Find and copy lines holding "JSON".

- GIVEN RECORDS:
** Start **
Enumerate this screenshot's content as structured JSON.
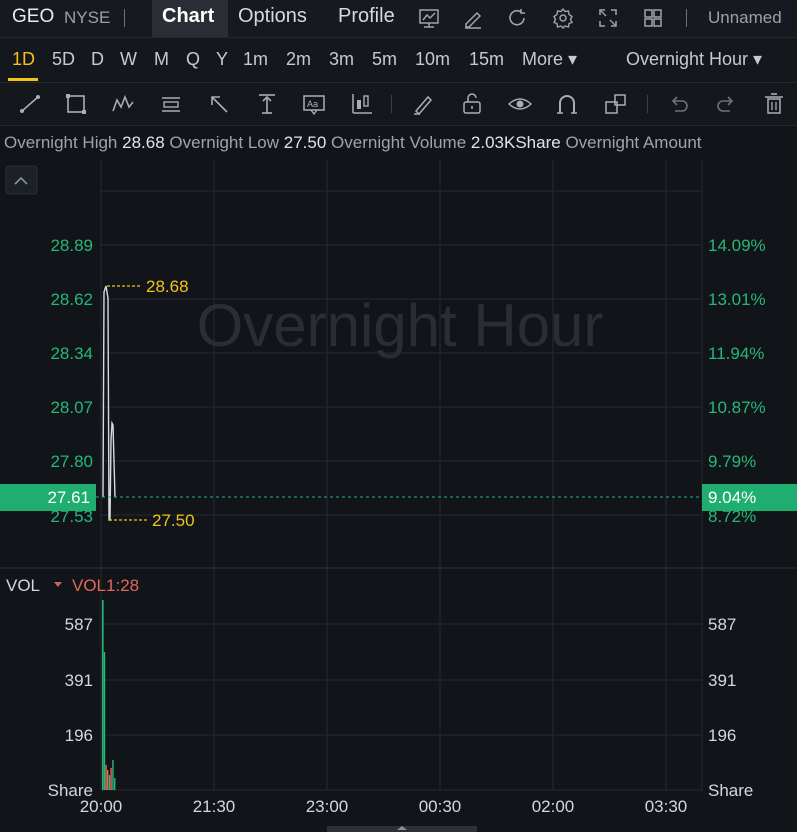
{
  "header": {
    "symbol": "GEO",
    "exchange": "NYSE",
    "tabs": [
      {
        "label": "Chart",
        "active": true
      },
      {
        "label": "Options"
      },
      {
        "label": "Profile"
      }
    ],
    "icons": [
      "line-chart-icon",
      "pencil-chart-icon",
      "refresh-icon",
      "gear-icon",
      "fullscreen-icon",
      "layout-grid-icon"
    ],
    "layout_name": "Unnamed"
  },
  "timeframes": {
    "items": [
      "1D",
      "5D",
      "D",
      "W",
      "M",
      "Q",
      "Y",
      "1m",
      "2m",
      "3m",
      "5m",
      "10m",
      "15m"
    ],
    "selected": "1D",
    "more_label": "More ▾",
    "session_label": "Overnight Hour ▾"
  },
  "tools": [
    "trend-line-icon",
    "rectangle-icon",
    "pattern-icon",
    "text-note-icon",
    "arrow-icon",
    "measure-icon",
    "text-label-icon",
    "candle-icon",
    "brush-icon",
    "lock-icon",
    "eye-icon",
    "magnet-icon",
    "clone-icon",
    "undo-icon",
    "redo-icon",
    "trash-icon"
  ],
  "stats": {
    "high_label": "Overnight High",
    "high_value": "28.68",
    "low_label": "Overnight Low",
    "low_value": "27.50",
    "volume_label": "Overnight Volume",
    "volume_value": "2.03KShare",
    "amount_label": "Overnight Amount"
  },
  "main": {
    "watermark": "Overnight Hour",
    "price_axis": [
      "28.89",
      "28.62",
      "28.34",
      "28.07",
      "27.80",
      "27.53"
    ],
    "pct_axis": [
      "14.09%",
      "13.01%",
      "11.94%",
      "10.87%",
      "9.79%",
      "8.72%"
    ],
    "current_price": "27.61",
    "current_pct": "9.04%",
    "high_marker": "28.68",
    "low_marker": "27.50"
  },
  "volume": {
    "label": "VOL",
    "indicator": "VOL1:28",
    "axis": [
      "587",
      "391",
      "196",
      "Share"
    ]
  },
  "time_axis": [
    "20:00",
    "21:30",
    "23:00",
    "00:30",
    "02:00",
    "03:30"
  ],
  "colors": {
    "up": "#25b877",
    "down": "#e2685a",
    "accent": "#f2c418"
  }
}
** End **
** Start **
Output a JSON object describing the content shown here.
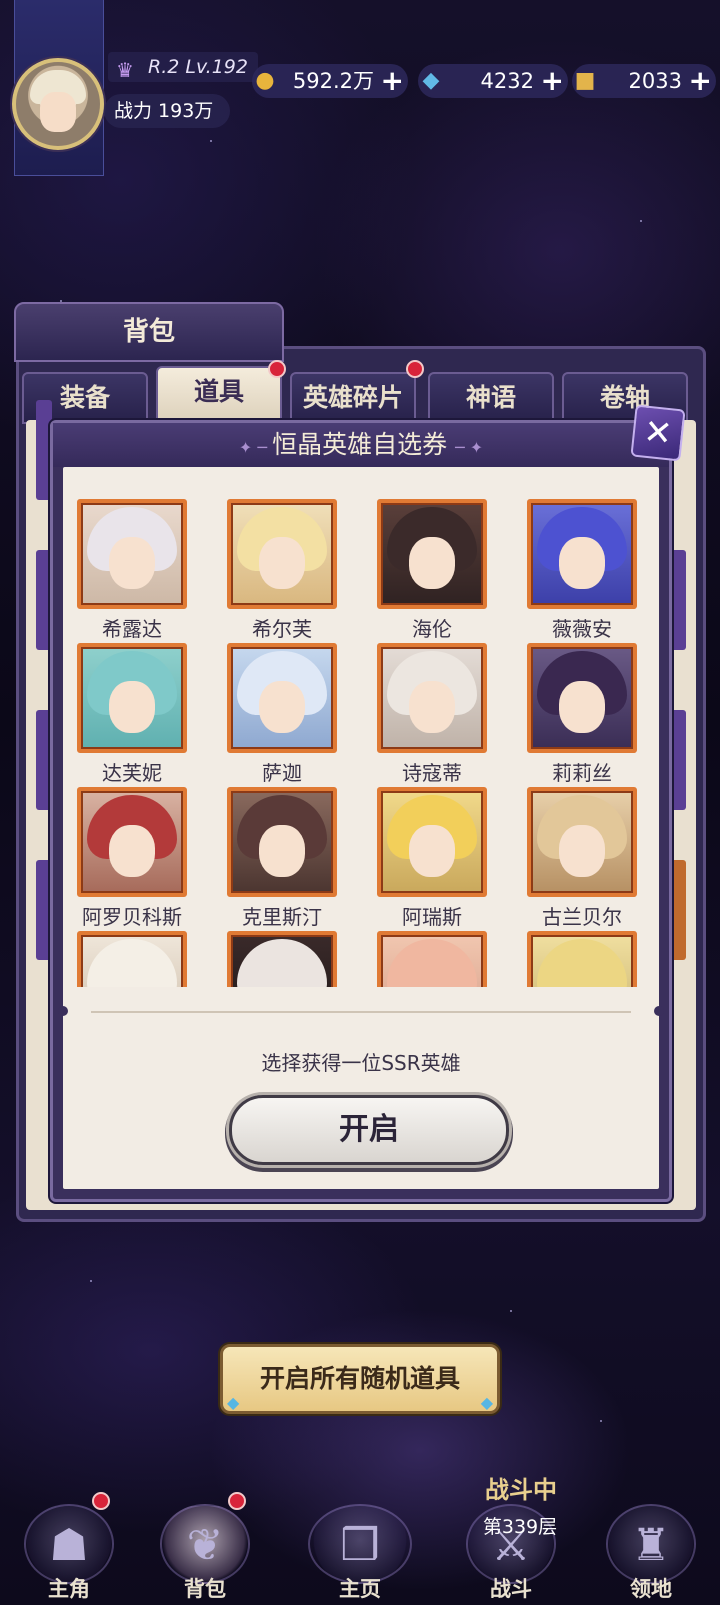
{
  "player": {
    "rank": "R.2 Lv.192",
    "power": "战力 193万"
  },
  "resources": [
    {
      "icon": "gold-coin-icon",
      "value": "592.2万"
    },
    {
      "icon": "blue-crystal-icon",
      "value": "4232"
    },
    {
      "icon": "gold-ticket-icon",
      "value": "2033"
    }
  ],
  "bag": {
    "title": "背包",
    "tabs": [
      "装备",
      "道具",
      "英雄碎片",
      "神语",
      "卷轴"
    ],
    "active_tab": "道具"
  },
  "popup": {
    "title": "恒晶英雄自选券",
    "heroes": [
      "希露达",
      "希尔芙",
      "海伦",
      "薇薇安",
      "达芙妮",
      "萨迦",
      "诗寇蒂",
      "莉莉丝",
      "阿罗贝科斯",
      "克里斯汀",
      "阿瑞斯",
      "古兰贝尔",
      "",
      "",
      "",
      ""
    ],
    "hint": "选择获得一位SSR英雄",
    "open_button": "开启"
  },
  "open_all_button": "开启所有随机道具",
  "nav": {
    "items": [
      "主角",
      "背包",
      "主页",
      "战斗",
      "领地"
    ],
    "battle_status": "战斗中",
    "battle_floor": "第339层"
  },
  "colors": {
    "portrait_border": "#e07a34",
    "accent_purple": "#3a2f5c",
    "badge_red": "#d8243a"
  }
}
** End **
- RESPONSE TO THE TASK:
Enumerate this screenshot's content as structured JSON.
Output a JSON object describing the content shown here.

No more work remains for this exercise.